Work to complete
Identify the lines that contain the word "heading" and copy each one.

■ ■ ■

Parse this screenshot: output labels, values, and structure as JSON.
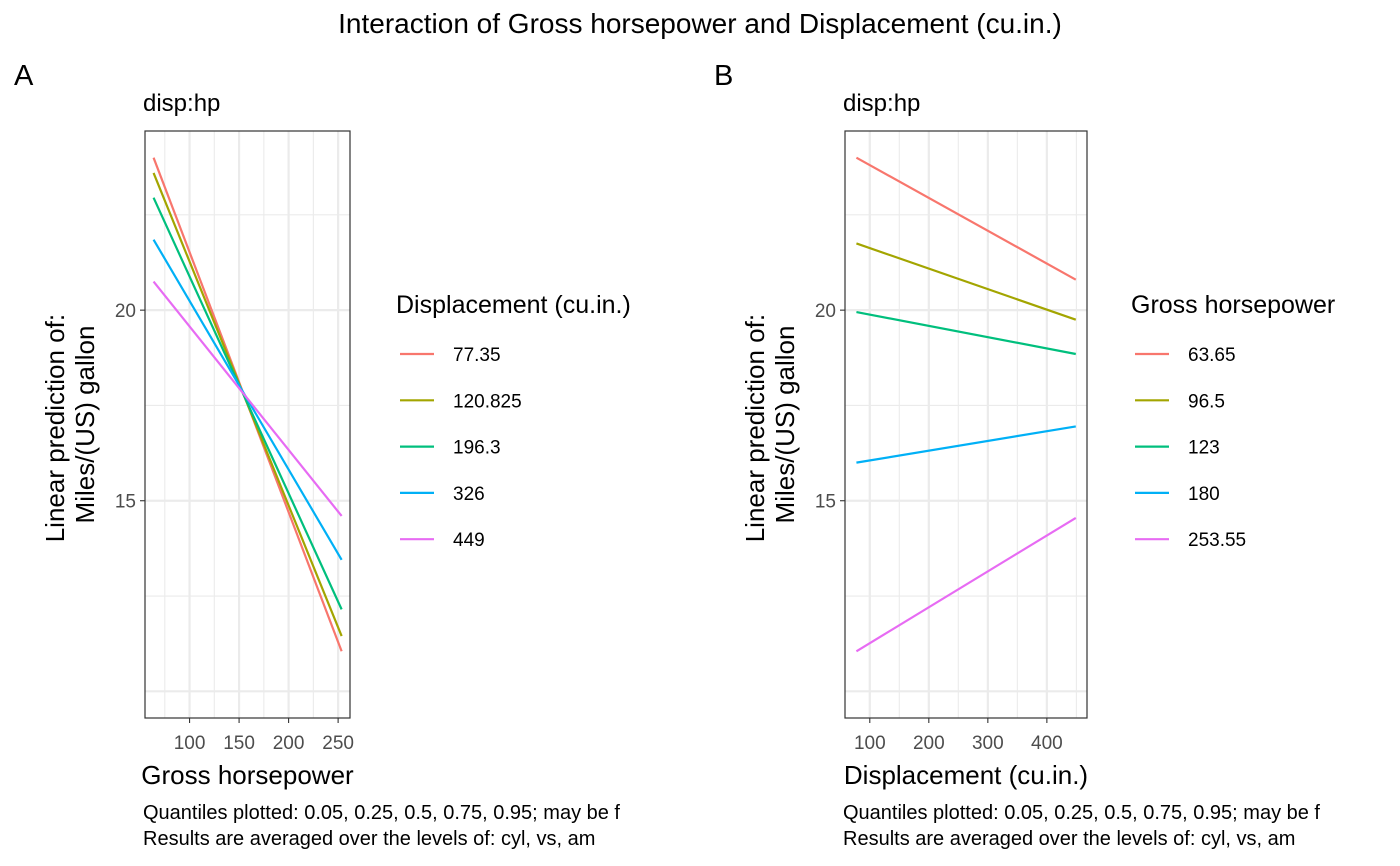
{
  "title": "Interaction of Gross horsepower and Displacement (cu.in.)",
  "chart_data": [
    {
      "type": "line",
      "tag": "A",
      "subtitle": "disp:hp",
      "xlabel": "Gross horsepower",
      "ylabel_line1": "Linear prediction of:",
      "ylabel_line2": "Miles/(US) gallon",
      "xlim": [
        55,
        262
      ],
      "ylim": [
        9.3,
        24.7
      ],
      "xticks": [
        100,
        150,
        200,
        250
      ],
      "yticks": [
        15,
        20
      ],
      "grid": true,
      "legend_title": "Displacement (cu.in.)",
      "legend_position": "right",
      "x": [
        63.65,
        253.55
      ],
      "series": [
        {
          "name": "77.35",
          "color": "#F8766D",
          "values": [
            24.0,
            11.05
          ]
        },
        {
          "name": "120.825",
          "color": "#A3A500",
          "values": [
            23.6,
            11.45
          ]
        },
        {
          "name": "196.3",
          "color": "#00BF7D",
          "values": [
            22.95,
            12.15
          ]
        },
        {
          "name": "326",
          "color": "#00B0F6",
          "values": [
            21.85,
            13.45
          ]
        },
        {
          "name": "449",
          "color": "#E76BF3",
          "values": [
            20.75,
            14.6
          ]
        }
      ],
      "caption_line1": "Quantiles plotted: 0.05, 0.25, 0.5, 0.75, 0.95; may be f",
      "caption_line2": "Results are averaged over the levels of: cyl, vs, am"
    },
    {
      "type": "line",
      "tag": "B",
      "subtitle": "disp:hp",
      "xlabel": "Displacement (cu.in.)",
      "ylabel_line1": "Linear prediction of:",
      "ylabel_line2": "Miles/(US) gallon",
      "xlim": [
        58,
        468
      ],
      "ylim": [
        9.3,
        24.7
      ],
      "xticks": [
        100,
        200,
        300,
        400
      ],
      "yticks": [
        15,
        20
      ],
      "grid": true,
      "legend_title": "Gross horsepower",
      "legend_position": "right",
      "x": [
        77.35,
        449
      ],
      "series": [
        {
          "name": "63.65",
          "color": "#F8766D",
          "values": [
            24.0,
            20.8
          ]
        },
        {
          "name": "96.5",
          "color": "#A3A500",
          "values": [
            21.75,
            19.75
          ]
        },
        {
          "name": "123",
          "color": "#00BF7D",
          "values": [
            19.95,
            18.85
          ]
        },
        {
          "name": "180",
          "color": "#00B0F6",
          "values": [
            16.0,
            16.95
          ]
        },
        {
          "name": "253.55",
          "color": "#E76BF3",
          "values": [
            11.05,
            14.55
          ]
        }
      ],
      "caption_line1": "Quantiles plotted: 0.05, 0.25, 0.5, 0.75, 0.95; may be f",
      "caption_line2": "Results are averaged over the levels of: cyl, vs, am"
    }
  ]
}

■ ■ ■

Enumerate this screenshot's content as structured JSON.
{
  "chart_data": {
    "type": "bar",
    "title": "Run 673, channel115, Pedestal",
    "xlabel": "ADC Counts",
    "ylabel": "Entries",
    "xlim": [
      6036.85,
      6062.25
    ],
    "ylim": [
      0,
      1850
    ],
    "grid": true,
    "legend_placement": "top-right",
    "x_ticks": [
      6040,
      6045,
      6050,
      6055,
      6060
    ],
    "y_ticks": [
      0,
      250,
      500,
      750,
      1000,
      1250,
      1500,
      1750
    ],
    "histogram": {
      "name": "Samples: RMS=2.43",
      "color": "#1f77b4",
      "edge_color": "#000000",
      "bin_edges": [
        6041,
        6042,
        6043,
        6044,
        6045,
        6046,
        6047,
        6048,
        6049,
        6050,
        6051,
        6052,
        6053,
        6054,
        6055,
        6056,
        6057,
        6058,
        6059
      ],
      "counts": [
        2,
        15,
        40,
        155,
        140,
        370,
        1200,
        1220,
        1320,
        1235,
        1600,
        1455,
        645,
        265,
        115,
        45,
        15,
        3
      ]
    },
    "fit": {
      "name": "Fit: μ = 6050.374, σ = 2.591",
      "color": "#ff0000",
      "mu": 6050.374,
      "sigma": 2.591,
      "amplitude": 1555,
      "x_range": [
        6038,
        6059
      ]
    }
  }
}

■ ■ ■

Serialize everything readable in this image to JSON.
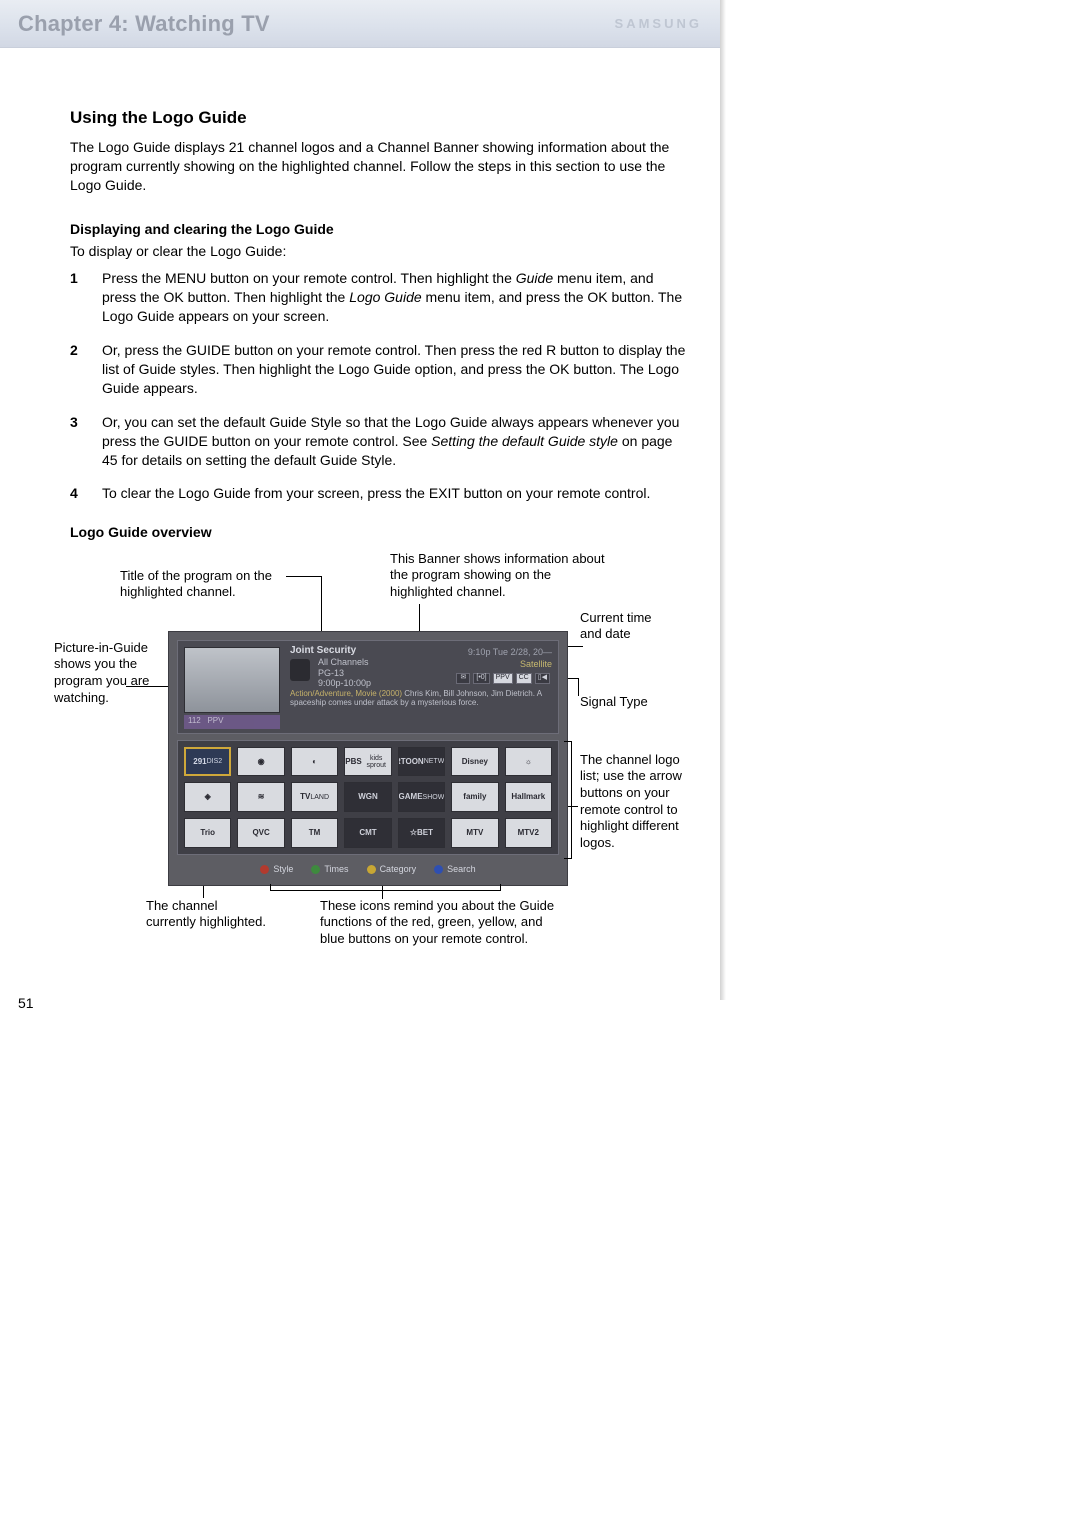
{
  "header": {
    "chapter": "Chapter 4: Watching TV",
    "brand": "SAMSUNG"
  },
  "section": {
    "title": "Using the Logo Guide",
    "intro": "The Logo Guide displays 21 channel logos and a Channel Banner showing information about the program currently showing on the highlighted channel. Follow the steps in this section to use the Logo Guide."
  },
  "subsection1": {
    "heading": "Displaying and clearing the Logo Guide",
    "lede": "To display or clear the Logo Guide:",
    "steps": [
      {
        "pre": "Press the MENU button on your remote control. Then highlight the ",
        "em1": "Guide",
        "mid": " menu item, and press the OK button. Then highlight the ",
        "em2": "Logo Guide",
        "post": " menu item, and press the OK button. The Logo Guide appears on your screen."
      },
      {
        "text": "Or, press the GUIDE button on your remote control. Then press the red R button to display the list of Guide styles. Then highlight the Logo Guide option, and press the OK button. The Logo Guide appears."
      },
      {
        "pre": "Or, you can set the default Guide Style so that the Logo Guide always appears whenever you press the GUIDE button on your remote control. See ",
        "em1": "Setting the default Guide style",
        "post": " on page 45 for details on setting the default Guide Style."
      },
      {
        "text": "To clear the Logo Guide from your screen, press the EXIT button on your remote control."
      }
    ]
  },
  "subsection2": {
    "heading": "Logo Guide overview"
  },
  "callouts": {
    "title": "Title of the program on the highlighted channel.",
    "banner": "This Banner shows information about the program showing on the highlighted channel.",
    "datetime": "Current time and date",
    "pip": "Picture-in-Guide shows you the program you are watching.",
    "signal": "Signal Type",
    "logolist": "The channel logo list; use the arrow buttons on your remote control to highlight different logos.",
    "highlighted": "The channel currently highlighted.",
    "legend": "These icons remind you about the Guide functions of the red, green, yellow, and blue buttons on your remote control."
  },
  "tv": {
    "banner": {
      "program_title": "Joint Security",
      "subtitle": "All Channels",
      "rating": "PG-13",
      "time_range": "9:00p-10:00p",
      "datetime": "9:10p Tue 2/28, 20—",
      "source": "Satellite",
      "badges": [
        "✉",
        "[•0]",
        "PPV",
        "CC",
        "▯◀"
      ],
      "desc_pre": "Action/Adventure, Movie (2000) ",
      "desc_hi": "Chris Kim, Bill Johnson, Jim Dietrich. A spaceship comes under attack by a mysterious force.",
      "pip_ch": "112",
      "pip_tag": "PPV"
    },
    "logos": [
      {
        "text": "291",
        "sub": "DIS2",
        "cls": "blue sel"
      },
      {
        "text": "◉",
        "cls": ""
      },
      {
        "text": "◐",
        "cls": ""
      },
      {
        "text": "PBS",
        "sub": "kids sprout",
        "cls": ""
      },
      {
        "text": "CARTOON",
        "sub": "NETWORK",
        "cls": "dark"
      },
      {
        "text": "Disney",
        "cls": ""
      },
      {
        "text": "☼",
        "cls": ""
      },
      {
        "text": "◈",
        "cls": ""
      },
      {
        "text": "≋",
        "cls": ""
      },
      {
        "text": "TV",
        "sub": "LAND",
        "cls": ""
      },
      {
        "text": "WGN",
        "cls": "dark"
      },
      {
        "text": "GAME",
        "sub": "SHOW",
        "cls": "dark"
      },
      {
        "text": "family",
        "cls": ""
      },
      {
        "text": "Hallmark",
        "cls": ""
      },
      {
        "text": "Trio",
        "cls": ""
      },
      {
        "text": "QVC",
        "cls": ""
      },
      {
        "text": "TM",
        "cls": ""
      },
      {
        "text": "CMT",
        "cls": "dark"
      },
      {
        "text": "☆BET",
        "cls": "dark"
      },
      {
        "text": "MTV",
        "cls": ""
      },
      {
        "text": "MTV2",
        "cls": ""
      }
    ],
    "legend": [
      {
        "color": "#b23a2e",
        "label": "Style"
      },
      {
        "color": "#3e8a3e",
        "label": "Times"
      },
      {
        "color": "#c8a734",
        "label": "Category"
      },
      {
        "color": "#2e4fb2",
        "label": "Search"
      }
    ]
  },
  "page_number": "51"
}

■ ■ ■

Answer for the task
    "heading": "Displaying and clearing the Logo Guide",
    "heading": "Logo Guide overview"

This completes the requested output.